---- Records for the exercise

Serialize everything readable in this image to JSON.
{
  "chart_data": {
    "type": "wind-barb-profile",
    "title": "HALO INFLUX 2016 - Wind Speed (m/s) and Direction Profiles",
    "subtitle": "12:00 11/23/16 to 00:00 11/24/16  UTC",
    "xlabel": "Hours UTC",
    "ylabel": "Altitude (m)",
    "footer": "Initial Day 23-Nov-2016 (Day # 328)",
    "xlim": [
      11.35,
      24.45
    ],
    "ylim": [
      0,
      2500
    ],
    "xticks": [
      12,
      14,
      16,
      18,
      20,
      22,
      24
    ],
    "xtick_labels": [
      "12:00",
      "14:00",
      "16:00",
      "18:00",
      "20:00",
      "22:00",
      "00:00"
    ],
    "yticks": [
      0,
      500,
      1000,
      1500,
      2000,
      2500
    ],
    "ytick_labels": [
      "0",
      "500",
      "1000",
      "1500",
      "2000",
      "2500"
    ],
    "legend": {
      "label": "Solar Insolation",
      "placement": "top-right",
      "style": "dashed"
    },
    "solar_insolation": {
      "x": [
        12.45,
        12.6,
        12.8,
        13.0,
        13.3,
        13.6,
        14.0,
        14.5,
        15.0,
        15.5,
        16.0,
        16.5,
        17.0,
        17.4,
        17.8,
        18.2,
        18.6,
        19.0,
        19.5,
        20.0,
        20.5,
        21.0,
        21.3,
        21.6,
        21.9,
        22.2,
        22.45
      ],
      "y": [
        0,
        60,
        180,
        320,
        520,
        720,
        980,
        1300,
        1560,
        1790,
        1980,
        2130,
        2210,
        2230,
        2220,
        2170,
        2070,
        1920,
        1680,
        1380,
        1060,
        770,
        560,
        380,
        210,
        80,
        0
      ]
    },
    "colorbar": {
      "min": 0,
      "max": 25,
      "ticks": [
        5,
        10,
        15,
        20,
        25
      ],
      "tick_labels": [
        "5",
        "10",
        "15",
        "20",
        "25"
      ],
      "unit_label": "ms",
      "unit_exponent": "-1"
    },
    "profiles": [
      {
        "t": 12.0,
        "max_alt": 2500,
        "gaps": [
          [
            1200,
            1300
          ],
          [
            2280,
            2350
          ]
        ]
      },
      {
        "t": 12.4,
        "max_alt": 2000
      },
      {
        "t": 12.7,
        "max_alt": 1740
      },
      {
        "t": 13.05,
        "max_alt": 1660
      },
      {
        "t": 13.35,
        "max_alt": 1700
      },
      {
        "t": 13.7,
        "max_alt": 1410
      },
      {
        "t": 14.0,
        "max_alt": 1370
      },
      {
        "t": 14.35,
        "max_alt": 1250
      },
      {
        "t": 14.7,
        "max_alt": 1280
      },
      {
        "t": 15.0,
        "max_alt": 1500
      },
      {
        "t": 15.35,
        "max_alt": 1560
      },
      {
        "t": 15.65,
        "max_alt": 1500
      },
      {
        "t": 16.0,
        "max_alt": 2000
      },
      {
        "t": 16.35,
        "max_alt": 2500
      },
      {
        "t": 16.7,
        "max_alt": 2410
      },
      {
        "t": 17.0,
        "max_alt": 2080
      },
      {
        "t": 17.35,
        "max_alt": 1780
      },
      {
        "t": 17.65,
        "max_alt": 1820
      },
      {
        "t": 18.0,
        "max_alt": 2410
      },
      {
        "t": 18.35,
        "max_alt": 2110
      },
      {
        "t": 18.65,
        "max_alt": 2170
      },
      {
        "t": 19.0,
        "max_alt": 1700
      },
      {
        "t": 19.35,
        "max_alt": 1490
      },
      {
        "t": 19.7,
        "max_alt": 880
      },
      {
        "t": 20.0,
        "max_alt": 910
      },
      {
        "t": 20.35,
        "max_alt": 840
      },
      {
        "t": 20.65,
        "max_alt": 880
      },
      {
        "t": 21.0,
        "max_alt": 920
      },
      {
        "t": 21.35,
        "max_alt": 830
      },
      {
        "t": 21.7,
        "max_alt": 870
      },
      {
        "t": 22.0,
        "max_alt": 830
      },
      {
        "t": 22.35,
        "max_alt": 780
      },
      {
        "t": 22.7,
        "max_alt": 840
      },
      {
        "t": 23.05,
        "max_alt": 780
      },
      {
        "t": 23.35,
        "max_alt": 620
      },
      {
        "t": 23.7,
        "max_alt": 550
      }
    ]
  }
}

--------

■ Objective:
Transcribe all entries exactly as they are given.

■ Written response:
Serialize everything readable in this image to JSON.
{
  "chart_data": {
    "type": "wind-barb-profile",
    "title": "HALO INFLUX 2016 - Wind Speed (m/s) and Direction Profiles",
    "subtitle": "12:00 11/23/16 to 00:00 11/24/16  UTC",
    "xlabel": "Hours UTC",
    "ylabel": "Altitude (m)",
    "footer": "Initial Day 23-Nov-2016 (Day # 328)",
    "xlim": [
      11.35,
      24.45
    ],
    "ylim": [
      0,
      2500
    ],
    "xticks": [
      12,
      14,
      16,
      18,
      20,
      22,
      24
    ],
    "xtick_labels": [
      "12:00",
      "14:00",
      "16:00",
      "18:00",
      "20:00",
      "22:00",
      "00:00"
    ],
    "yticks": [
      0,
      500,
      1000,
      1500,
      2000,
      2500
    ],
    "ytick_labels": [
      "0",
      "500",
      "1000",
      "1500",
      "2000",
      "2500"
    ],
    "legend": {
      "label": "Solar Insolation",
      "placement": "top-right",
      "style": "dashed"
    },
    "solar_insolation": {
      "x": [
        12.45,
        12.6,
        12.8,
        13.0,
        13.3,
        13.6,
        14.0,
        14.5,
        15.0,
        15.5,
        16.0,
        16.5,
        17.0,
        17.4,
        17.8,
        18.2,
        18.6,
        19.0,
        19.5,
        20.0,
        20.5,
        21.0,
        21.3,
        21.6,
        21.9,
        22.2,
        22.45
      ],
      "y": [
        0,
        60,
        180,
        320,
        520,
        720,
        980,
        1300,
        1560,
        1790,
        1980,
        2130,
        2210,
        2230,
        2220,
        2170,
        2070,
        1920,
        1680,
        1380,
        1060,
        770,
        560,
        380,
        210,
        80,
        0
      ]
    },
    "colorbar": {
      "min": 0,
      "max": 25,
      "ticks": [
        5,
        10,
        15,
        20,
        25
      ],
      "tick_labels": [
        "5",
        "10",
        "15",
        "20",
        "25"
      ],
      "unit_label": "ms",
      "unit_exponent": "-1"
    },
    "profiles": [
      {
        "t": 12.0,
        "max_alt": 2500,
        "gaps": [
          [
            1200,
            1300
          ],
          [
            2280,
            2350
          ]
        ]
      },
      {
        "t": 12.4,
        "max_alt": 2000
      },
      {
        "t": 12.7,
        "max_alt": 1740
      },
      {
        "t": 13.05,
        "max_alt": 1660
      },
      {
        "t": 13.35,
        "max_alt": 1700
      },
      {
        "t": 13.7,
        "max_alt": 1410
      },
      {
        "t": 14.0,
        "max_alt": 1370
      },
      {
        "t": 14.35,
        "max_alt": 1250
      },
      {
        "t": 14.7,
        "max_alt": 1280
      },
      {
        "t": 15.0,
        "max_alt": 1500
      },
      {
        "t": 15.35,
        "max_alt": 1560
      },
      {
        "t": 15.65,
        "max_alt": 1500
      },
      {
        "t": 16.0,
        "max_alt": 2000
      },
      {
        "t": 16.35,
        "max_alt": 2500
      },
      {
        "t": 16.7,
        "max_alt": 2410
      },
      {
        "t": 17.0,
        "max_alt": 2080
      },
      {
        "t": 17.35,
        "max_alt": 1780
      },
      {
        "t": 17.65,
        "max_alt": 1820
      },
      {
        "t": 18.0,
        "max_alt": 2410
      },
      {
        "t": 18.35,
        "max_alt": 2110
      },
      {
        "t": 18.65,
        "max_alt": 2170
      },
      {
        "t": 19.0,
        "max_alt": 1700
      },
      {
        "t": 19.35,
        "max_alt": 1490
      },
      {
        "t": 19.7,
        "max_alt": 880
      },
      {
        "t": 20.0,
        "max_alt": 910
      },
      {
        "t": 20.35,
        "max_alt": 840
      },
      {
        "t": 20.65,
        "max_alt": 880
      },
      {
        "t": 21.0,
        "max_alt": 920
      },
      {
        "t": 21.35,
        "max_alt": 830
      },
      {
        "t": 21.7,
        "max_alt": 870
      },
      {
        "t": 22.0,
        "max_alt": 830
      },
      {
        "t": 22.35,
        "max_alt": 780
      },
      {
        "t": 22.7,
        "max_alt": 840
      },
      {
        "t": 23.05,
        "max_alt": 780
      },
      {
        "t": 23.35,
        "max_alt": 620
      },
      {
        "t": 23.7,
        "max_alt": 550
      }
    ]
  }
}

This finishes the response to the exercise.